__Written task__:
Reproduce the entries below in full, word for word.

__Excerpted records__:
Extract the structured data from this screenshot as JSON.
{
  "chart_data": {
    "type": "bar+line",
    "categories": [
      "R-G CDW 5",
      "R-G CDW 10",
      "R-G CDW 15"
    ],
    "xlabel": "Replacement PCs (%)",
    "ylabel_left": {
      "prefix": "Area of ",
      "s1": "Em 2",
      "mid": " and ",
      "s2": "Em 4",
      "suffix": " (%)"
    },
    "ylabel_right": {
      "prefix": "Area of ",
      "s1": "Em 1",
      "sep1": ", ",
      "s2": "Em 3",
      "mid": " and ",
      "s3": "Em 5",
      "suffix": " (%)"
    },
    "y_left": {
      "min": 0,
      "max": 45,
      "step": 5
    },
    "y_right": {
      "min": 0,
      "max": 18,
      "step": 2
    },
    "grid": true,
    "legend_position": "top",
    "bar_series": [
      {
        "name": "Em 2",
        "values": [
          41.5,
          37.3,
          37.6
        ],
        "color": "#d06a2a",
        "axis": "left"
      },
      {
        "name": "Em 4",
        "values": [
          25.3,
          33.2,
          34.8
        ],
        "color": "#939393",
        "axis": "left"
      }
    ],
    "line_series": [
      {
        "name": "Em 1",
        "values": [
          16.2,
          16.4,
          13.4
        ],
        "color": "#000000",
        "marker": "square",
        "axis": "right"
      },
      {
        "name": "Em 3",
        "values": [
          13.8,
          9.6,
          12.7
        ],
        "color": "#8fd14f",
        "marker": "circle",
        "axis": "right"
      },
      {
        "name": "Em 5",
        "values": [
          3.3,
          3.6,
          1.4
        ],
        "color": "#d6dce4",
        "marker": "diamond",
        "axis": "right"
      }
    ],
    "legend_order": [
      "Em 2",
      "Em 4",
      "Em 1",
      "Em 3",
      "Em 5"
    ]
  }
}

__Task solution__:
Extract the structured data from this screenshot as JSON.
{
  "chart_data": {
    "type": "bar+line",
    "categories": [
      "R-G CDW 5",
      "R-G CDW 10",
      "R-G CDW 15"
    ],
    "xlabel": "Replacement PCs (%)",
    "ylabel_left": {
      "prefix": "Area of ",
      "s1": "Em 2",
      "mid": " and ",
      "s2": "Em 4",
      "suffix": " (%)"
    },
    "ylabel_right": {
      "prefix": "Area of ",
      "s1": "Em 1",
      "sep1": ", ",
      "s2": "Em 3",
      "mid": " and ",
      "s3": "Em 5",
      "suffix": " (%)"
    },
    "y_left": {
      "min": 0,
      "max": 45,
      "step": 5
    },
    "y_right": {
      "min": 0,
      "max": 18,
      "step": 2
    },
    "grid": true,
    "legend_position": "top",
    "bar_series": [
      {
        "name": "Em 2",
        "values": [
          41.5,
          37.3,
          37.6
        ],
        "color": "#d06a2a",
        "axis": "left"
      },
      {
        "name": "Em 4",
        "values": [
          25.3,
          33.2,
          34.8
        ],
        "color": "#939393",
        "axis": "left"
      }
    ],
    "line_series": [
      {
        "name": "Em 1",
        "values": [
          16.2,
          16.4,
          13.4
        ],
        "color": "#000000",
        "marker": "square",
        "axis": "right"
      },
      {
        "name": "Em 3",
        "values": [
          13.8,
          9.6,
          12.7
        ],
        "color": "#8fd14f",
        "marker": "circle",
        "axis": "right"
      },
      {
        "name": "Em 5",
        "values": [
          3.3,
          3.6,
          1.4
        ],
        "color": "#d6dce4",
        "marker": "diamond",
        "axis": "right"
      }
    ],
    "legend_order": [
      "Em 2",
      "Em 4",
      "Em 1",
      "Em 3",
      "Em 5"
    ]
  }
}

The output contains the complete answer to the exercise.